ROWS>
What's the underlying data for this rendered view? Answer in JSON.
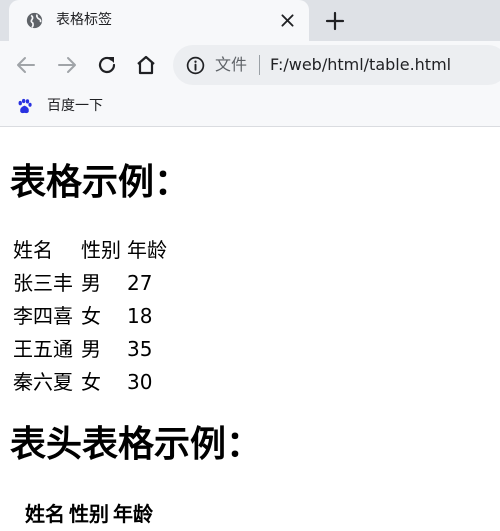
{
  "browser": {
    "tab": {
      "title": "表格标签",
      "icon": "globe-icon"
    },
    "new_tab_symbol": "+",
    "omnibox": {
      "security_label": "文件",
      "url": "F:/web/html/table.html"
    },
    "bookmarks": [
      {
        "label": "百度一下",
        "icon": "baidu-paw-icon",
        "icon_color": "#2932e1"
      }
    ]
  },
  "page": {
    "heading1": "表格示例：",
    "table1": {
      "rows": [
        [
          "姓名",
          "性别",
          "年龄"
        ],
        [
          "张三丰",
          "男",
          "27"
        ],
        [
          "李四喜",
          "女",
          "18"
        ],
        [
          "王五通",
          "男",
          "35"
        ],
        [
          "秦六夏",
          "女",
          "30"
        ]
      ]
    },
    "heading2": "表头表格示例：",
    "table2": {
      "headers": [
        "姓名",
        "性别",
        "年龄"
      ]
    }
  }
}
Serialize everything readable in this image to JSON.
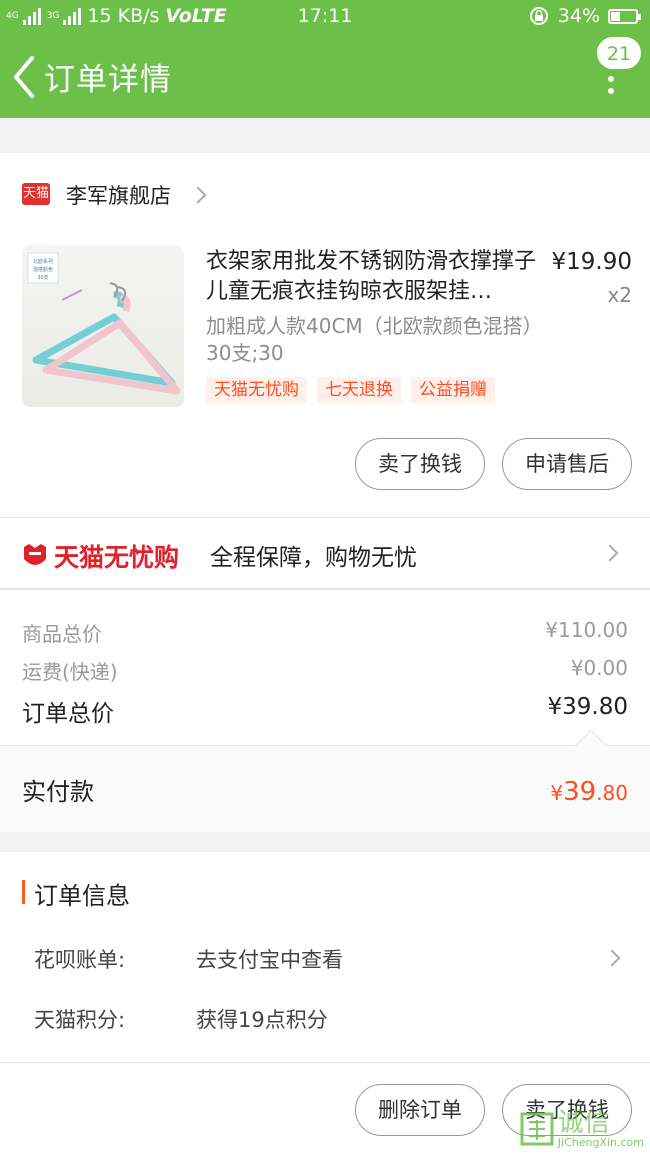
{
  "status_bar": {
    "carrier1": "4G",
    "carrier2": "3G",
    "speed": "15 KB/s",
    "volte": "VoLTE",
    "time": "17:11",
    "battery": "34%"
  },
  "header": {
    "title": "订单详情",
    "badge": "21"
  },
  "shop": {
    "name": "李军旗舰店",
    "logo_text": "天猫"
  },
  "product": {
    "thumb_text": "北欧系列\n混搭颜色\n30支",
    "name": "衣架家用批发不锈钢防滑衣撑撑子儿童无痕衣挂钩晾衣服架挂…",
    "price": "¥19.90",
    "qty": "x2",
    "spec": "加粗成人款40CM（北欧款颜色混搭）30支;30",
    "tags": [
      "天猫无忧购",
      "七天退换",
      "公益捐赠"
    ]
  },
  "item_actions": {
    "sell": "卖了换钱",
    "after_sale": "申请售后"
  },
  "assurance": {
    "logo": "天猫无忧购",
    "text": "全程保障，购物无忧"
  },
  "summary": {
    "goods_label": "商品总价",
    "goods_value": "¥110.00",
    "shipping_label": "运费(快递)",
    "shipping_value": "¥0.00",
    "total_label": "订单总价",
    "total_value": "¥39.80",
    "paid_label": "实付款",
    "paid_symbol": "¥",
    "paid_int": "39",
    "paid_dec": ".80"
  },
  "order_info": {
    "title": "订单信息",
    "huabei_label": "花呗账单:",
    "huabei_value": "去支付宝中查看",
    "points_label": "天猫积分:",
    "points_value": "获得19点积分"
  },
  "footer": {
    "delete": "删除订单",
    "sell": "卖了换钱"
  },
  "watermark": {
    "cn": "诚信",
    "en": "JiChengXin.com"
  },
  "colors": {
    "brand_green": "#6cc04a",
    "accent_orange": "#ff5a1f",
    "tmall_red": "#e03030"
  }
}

WHAT YOU WILL DO> Set each line of the records down exactly, leaving every picture out.

TASK SOLUTION>
What's the underlying data for this rendered view? Answer in JSON.
{
  "browser": {
    "tab": {
      "title": "表格标签",
      "icon": "globe-icon"
    },
    "new_tab_symbol": "+",
    "omnibox": {
      "security_label": "文件",
      "url": "F:/web/html/table.html"
    },
    "bookmarks": [
      {
        "label": "百度一下",
        "icon": "baidu-paw-icon",
        "icon_color": "#2932e1"
      }
    ]
  },
  "page": {
    "heading1": "表格示例：",
    "table1": {
      "rows": [
        [
          "姓名",
          "性别",
          "年龄"
        ],
        [
          "张三丰",
          "男",
          "27"
        ],
        [
          "李四喜",
          "女",
          "18"
        ],
        [
          "王五通",
          "男",
          "35"
        ],
        [
          "秦六夏",
          "女",
          "30"
        ]
      ]
    },
    "heading2": "表头表格示例：",
    "table2": {
      "headers": [
        "姓名",
        "性别",
        "年龄"
      ]
    }
  }
}
Serialize everything readable in this image to JSON.
{
  "status_bar": {
    "carrier1": "4G",
    "carrier2": "3G",
    "speed": "15 KB/s",
    "volte": "VoLTE",
    "time": "17:11",
    "battery": "34%"
  },
  "header": {
    "title": "订单详情",
    "badge": "21"
  },
  "shop": {
    "name": "李军旗舰店",
    "logo_text": "天猫"
  },
  "product": {
    "thumb_text": "北欧系列\n混搭颜色\n30支",
    "name": "衣架家用批发不锈钢防滑衣撑撑子儿童无痕衣挂钩晾衣服架挂…",
    "price": "¥19.90",
    "qty": "x2",
    "spec": "加粗成人款40CM（北欧款颜色混搭）30支;30",
    "tags": [
      "天猫无忧购",
      "七天退换",
      "公益捐赠"
    ]
  },
  "item_actions": {
    "sell": "卖了换钱",
    "after_sale": "申请售后"
  },
  "assurance": {
    "logo": "天猫无忧购",
    "text": "全程保障，购物无忧"
  },
  "summary": {
    "goods_label": "商品总价",
    "goods_value": "¥110.00",
    "shipping_label": "运费(快递)",
    "shipping_value": "¥0.00",
    "total_label": "订单总价",
    "total_value": "¥39.80",
    "paid_label": "实付款",
    "paid_symbol": "¥",
    "paid_int": "39",
    "paid_dec": ".80"
  },
  "order_info": {
    "title": "订单信息",
    "huabei_label": "花呗账单:",
    "huabei_value": "去支付宝中查看",
    "points_label": "天猫积分:",
    "points_value": "获得19点积分"
  },
  "footer": {
    "delete": "删除订单",
    "sell": "卖了换钱"
  },
  "watermark": {
    "cn": "诚信",
    "en": "JiChengXin.com"
  },
  "colors": {
    "brand_green": "#6cc04a",
    "accent_orange": "#ff5a1f",
    "tmall_red": "#e03030"
  }
}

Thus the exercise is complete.